■ Do this
Leave out the pictures, then reproduce the rest of the material exactly.

[Recorded data]
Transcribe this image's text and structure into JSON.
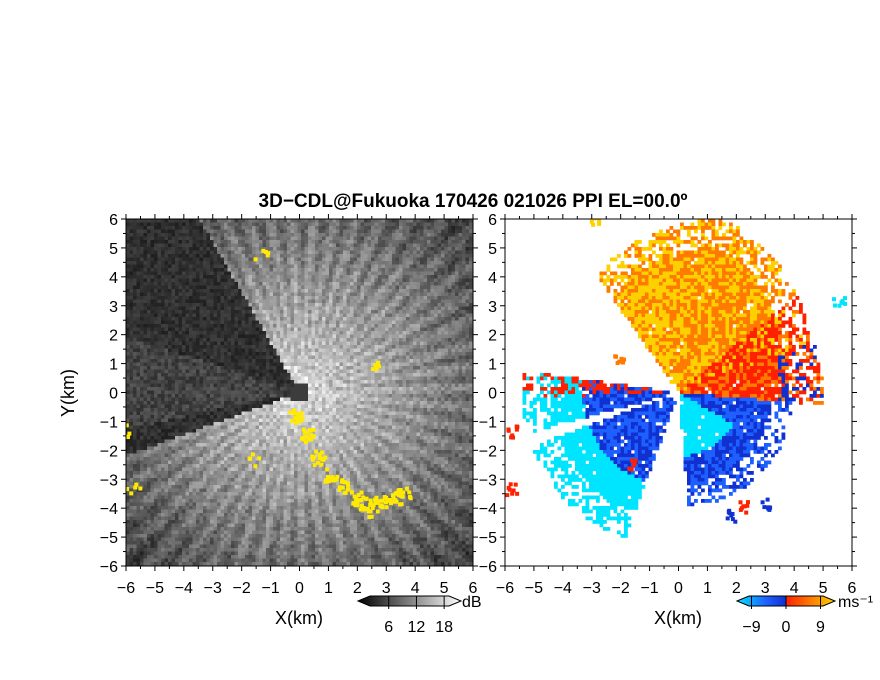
{
  "title": "3D−CDL@Fukuoka 170426 021026 PPI EL=00.0º",
  "chart_data": [
    {
      "type": "heatmap",
      "panel": "snr",
      "xlabel": "X(km)",
      "ylabel": "Y(km)",
      "xlim": [
        -6,
        6
      ],
      "ylim": [
        -6,
        6
      ],
      "xticks": [
        "−6",
        "−5",
        "−4",
        "−3",
        "−2",
        "−1",
        "0",
        "1",
        "2",
        "3",
        "4",
        "5",
        "6"
      ],
      "yticks": [
        "6",
        "5",
        "4",
        "3",
        "2",
        "1",
        "0",
        "−1",
        "−2",
        "−3",
        "−4",
        "−5",
        "−6"
      ],
      "colorbar": {
        "unit": "dB",
        "ticks": [
          "6",
          "12",
          "18"
        ],
        "tick_values": [
          6,
          12,
          18
        ],
        "range": [
          0,
          21
        ],
        "colors": [
          "#000000",
          "#ffffff"
        ]
      },
      "highlight_color": "#ffea00",
      "bright_sectors_deg": [
        [
          -160,
          120
        ]
      ],
      "dark_sectors_deg": [
        [
          120,
          162
        ],
        [
          192,
          265
        ]
      ]
    },
    {
      "type": "heatmap",
      "panel": "doppler_velocity",
      "xlabel": "X(km)",
      "xlim": [
        -6,
        6
      ],
      "ylim": [
        -6,
        6
      ],
      "xticks": [
        "−6",
        "−5",
        "−4",
        "−3",
        "−2",
        "−1",
        "0",
        "1",
        "2",
        "3",
        "4",
        "5",
        "6"
      ],
      "yticks": [
        "6",
        "5",
        "4",
        "3",
        "2",
        "1",
        "0",
        "−1",
        "−2",
        "−3",
        "−4",
        "−5",
        "−6"
      ],
      "colorbar": {
        "unit": "ms⁻¹",
        "ticks": [
          "−9",
          "0",
          "9"
        ],
        "tick_values": [
          -9,
          0,
          9
        ],
        "range": [
          -12,
          12
        ],
        "colors": [
          "#00e5ff",
          "#1e60ff",
          "#1030d0",
          "#ff2000",
          "#ff7a00",
          "#ffd000"
        ]
      }
    }
  ]
}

■ Written answer
Transcribe this image's text and structure into JSON.
{
  "title": "3D−CDL@Fukuoka 170426 021026 PPI EL=00.0º",
  "chart_data": [
    {
      "type": "heatmap",
      "panel": "snr",
      "xlabel": "X(km)",
      "ylabel": "Y(km)",
      "xlim": [
        -6,
        6
      ],
      "ylim": [
        -6,
        6
      ],
      "xticks": [
        "−6",
        "−5",
        "−4",
        "−3",
        "−2",
        "−1",
        "0",
        "1",
        "2",
        "3",
        "4",
        "5",
        "6"
      ],
      "yticks": [
        "6",
        "5",
        "4",
        "3",
        "2",
        "1",
        "0",
        "−1",
        "−2",
        "−3",
        "−4",
        "−5",
        "−6"
      ],
      "colorbar": {
        "unit": "dB",
        "ticks": [
          "6",
          "12",
          "18"
        ],
        "tick_values": [
          6,
          12,
          18
        ],
        "range": [
          0,
          21
        ],
        "colors": [
          "#000000",
          "#ffffff"
        ]
      },
      "highlight_color": "#ffea00",
      "bright_sectors_deg": [
        [
          -160,
          120
        ]
      ],
      "dark_sectors_deg": [
        [
          120,
          162
        ],
        [
          192,
          265
        ]
      ]
    },
    {
      "type": "heatmap",
      "panel": "doppler_velocity",
      "xlabel": "X(km)",
      "xlim": [
        -6,
        6
      ],
      "ylim": [
        -6,
        6
      ],
      "xticks": [
        "−6",
        "−5",
        "−4",
        "−3",
        "−2",
        "−1",
        "0",
        "1",
        "2",
        "3",
        "4",
        "5",
        "6"
      ],
      "yticks": [
        "6",
        "5",
        "4",
        "3",
        "2",
        "1",
        "0",
        "−1",
        "−2",
        "−3",
        "−4",
        "−5",
        "−6"
      ],
      "colorbar": {
        "unit": "ms⁻¹",
        "ticks": [
          "−9",
          "0",
          "9"
        ],
        "tick_values": [
          -9,
          0,
          9
        ],
        "range": [
          -12,
          12
        ],
        "colors": [
          "#00e5ff",
          "#1e60ff",
          "#1030d0",
          "#ff2000",
          "#ff7a00",
          "#ffd000"
        ]
      }
    }
  ]
}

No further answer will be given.